Task details
Copy the data below exactly.

Raw data
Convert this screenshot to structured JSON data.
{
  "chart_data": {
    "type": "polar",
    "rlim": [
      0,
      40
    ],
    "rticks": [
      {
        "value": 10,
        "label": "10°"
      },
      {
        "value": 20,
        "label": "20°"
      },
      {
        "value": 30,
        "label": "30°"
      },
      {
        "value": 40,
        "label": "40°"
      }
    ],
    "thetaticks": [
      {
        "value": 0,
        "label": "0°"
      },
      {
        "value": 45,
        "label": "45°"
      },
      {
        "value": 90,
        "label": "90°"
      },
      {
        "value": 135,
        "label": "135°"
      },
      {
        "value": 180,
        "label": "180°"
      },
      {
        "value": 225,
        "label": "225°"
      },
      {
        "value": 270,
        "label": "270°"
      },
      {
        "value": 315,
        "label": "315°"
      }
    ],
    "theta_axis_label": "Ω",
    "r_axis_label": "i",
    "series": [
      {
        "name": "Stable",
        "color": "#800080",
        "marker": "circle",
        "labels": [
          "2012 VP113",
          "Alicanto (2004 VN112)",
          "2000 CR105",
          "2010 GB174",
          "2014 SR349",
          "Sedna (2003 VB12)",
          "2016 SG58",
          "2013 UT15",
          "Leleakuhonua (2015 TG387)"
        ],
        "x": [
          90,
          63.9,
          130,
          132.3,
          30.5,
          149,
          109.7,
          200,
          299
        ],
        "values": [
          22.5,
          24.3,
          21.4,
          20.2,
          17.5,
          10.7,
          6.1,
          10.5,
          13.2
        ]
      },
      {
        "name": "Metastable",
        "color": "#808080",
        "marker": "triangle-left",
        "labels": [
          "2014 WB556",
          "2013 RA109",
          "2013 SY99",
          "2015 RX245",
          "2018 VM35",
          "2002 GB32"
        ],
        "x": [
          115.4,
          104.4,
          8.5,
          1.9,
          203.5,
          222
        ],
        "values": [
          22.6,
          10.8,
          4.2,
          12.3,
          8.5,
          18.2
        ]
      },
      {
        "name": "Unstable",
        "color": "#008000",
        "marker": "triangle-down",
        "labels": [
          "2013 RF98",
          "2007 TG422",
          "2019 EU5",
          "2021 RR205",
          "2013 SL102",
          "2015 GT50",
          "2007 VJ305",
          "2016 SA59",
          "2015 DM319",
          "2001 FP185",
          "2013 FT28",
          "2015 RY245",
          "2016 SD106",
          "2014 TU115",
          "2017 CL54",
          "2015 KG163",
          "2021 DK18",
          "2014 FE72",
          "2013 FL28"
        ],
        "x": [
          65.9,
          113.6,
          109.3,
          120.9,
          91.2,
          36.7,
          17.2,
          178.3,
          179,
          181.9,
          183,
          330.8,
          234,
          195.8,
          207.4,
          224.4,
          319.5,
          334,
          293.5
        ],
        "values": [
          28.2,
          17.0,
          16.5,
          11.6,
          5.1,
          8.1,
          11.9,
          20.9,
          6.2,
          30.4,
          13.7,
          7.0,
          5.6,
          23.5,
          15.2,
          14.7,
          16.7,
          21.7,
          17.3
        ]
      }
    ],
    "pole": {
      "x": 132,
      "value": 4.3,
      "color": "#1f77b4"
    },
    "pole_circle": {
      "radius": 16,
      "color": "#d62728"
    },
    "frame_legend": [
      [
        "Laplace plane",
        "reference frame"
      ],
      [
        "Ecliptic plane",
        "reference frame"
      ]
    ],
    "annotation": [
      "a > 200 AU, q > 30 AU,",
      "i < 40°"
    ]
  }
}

Written response
Convert this screenshot to structured JSON data.
{
  "chart_data": {
    "type": "polar",
    "rlim": [
      0,
      40
    ],
    "rticks": [
      {
        "value": 10,
        "label": "10°"
      },
      {
        "value": 20,
        "label": "20°"
      },
      {
        "value": 30,
        "label": "30°"
      },
      {
        "value": 40,
        "label": "40°"
      }
    ],
    "thetaticks": [
      {
        "value": 0,
        "label": "0°"
      },
      {
        "value": 45,
        "label": "45°"
      },
      {
        "value": 90,
        "label": "90°"
      },
      {
        "value": 135,
        "label": "135°"
      },
      {
        "value": 180,
        "label": "180°"
      },
      {
        "value": 225,
        "label": "225°"
      },
      {
        "value": 270,
        "label": "270°"
      },
      {
        "value": 315,
        "label": "315°"
      }
    ],
    "theta_axis_label": "Ω",
    "r_axis_label": "i",
    "series": [
      {
        "name": "Stable",
        "color": "#800080",
        "marker": "circle",
        "labels": [
          "2012 VP113",
          "Alicanto (2004 VN112)",
          "2000 CR105",
          "2010 GB174",
          "2014 SR349",
          "Sedna (2003 VB12)",
          "2016 SG58",
          "2013 UT15",
          "Leleakuhonua (2015 TG387)"
        ],
        "x": [
          90,
          63.9,
          130,
          132.3,
          30.5,
          149,
          109.7,
          200,
          299
        ],
        "values": [
          22.5,
          24.3,
          21.4,
          20.2,
          17.5,
          10.7,
          6.1,
          10.5,
          13.2
        ]
      },
      {
        "name": "Metastable",
        "color": "#808080",
        "marker": "triangle-left",
        "labels": [
          "2014 WB556",
          "2013 RA109",
          "2013 SY99",
          "2015 RX245",
          "2018 VM35",
          "2002 GB32"
        ],
        "x": [
          115.4,
          104.4,
          8.5,
          1.9,
          203.5,
          222
        ],
        "values": [
          22.6,
          10.8,
          4.2,
          12.3,
          8.5,
          18.2
        ]
      },
      {
        "name": "Unstable",
        "color": "#008000",
        "marker": "triangle-down",
        "labels": [
          "2013 RF98",
          "2007 TG422",
          "2019 EU5",
          "2021 RR205",
          "2013 SL102",
          "2015 GT50",
          "2007 VJ305",
          "2016 SA59",
          "2015 DM319",
          "2001 FP185",
          "2013 FT28",
          "2015 RY245",
          "2016 SD106",
          "2014 TU115",
          "2017 CL54",
          "2015 KG163",
          "2021 DK18",
          "2014 FE72",
          "2013 FL28"
        ],
        "x": [
          65.9,
          113.6,
          109.3,
          120.9,
          91.2,
          36.7,
          17.2,
          178.3,
          179,
          181.9,
          183,
          330.8,
          234,
          195.8,
          207.4,
          224.4,
          319.5,
          334,
          293.5
        ],
        "values": [
          28.2,
          17.0,
          16.5,
          11.6,
          5.1,
          8.1,
          11.9,
          20.9,
          6.2,
          30.4,
          13.7,
          7.0,
          5.6,
          23.5,
          15.2,
          14.7,
          16.7,
          21.7,
          17.3
        ]
      }
    ],
    "pole": {
      "x": 132,
      "value": 4.3,
      "color": "#1f77b4"
    },
    "pole_circle": {
      "radius": 16,
      "color": "#d62728"
    },
    "frame_legend": [
      [
        "Laplace plane",
        "reference frame"
      ],
      [
        "Ecliptic plane",
        "reference frame"
      ]
    ],
    "annotation": [
      "a > 200 AU, q > 30 AU,",
      "i < 40°"
    ]
  }
}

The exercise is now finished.